**What you have to do**
Find each line with the string "payer" and report it.

═════ Records for the task ═════

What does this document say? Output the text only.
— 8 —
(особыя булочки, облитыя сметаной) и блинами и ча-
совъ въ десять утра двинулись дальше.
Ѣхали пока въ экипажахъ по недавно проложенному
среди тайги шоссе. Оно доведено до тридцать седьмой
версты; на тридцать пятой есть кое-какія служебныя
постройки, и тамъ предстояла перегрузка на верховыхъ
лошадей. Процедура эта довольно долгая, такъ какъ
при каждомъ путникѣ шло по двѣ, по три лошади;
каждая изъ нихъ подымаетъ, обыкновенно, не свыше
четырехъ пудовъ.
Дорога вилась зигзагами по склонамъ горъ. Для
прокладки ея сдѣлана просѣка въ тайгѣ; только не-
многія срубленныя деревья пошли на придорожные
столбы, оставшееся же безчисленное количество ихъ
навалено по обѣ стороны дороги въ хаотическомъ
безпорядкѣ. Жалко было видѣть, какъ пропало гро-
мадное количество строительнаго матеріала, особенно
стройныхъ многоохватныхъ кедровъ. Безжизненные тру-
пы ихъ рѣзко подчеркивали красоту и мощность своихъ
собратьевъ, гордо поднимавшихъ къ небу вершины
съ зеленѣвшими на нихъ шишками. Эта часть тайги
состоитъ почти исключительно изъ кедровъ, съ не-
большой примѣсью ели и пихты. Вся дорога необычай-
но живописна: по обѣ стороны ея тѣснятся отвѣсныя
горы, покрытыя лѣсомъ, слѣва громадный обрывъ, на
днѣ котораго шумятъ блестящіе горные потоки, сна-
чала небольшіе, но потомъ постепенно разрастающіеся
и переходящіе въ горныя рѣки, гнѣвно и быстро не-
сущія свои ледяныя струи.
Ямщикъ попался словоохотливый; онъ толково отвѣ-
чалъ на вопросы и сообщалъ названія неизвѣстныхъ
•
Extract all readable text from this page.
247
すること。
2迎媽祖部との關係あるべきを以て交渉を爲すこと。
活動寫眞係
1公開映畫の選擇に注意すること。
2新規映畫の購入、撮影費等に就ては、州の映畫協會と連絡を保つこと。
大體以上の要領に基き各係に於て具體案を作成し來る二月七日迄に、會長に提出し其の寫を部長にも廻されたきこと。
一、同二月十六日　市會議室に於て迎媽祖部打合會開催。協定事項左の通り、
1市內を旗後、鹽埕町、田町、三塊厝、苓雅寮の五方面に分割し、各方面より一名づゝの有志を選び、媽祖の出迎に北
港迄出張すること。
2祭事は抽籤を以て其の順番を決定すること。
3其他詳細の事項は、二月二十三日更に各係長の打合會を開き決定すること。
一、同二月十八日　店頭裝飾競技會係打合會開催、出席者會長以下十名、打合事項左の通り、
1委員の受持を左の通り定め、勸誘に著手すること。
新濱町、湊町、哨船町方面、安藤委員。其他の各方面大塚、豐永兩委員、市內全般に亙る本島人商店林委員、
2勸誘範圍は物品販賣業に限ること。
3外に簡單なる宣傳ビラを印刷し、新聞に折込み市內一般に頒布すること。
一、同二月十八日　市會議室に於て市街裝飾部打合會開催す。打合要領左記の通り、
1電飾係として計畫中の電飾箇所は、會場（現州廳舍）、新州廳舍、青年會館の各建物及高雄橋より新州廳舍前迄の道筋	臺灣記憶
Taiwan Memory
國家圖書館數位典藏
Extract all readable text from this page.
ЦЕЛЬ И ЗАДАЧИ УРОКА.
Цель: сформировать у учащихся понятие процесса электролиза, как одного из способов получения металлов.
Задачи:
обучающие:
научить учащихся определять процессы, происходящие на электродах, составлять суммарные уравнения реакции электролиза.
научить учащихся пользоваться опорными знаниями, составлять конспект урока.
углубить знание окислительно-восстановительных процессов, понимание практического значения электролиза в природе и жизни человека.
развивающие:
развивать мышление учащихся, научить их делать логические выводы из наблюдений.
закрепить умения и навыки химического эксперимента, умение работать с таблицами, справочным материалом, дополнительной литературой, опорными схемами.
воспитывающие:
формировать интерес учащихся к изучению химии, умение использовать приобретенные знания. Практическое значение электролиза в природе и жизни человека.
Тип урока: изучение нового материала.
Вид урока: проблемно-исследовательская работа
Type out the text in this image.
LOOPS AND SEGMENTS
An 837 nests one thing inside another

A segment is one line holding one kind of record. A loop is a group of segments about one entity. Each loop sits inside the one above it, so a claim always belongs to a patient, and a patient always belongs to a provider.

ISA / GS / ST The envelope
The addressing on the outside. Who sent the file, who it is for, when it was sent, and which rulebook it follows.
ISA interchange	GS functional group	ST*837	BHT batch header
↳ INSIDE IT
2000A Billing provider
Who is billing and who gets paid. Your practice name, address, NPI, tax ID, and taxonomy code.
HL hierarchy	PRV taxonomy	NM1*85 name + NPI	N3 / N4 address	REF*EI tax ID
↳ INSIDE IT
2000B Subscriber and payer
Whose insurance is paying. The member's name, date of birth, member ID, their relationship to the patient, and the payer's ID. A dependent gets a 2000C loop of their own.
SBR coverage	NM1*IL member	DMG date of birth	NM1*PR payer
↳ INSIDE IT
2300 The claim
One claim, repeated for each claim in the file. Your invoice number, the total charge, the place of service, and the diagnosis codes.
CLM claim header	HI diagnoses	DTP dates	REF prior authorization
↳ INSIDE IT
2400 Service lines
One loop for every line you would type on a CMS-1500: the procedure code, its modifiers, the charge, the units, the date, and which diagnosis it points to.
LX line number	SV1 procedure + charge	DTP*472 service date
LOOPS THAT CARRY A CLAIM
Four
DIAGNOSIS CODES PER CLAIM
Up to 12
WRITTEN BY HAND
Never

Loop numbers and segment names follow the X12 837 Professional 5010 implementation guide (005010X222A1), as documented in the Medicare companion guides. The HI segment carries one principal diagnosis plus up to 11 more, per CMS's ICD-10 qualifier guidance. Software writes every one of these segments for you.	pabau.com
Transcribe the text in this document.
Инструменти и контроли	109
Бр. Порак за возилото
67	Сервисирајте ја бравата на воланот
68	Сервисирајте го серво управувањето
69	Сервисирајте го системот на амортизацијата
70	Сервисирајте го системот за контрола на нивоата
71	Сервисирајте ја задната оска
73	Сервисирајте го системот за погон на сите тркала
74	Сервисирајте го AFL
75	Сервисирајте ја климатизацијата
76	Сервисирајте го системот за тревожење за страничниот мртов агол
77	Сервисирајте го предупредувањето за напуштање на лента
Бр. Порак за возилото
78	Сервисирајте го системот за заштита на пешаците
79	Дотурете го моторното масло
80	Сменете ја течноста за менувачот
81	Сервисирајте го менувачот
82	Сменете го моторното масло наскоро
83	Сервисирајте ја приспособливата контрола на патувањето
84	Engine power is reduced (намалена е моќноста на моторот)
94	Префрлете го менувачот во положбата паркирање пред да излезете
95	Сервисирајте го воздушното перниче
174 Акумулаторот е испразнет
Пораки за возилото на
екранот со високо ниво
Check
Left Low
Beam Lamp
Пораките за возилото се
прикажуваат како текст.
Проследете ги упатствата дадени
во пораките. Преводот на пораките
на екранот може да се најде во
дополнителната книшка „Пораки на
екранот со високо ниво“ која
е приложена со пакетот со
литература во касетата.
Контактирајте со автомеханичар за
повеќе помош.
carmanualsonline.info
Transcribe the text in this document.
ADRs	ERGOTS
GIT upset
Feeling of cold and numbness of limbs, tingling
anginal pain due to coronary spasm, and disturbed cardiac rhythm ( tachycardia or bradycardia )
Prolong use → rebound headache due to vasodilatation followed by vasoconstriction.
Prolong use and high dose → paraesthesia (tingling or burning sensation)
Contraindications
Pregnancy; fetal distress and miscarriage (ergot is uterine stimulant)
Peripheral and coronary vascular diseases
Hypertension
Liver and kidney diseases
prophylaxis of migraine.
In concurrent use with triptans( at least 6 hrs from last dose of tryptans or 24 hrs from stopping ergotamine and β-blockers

═════

**Task answer**
2000B Subscriber and payer
Whose insurance is paying. The member's name, date of birth, member ID, their relationship to the patient, and the payer's ID. A dependent gets a 2000C loop of their own.
SBR coverage	NM1*IL member	DMG date of birth	NM1*PR payer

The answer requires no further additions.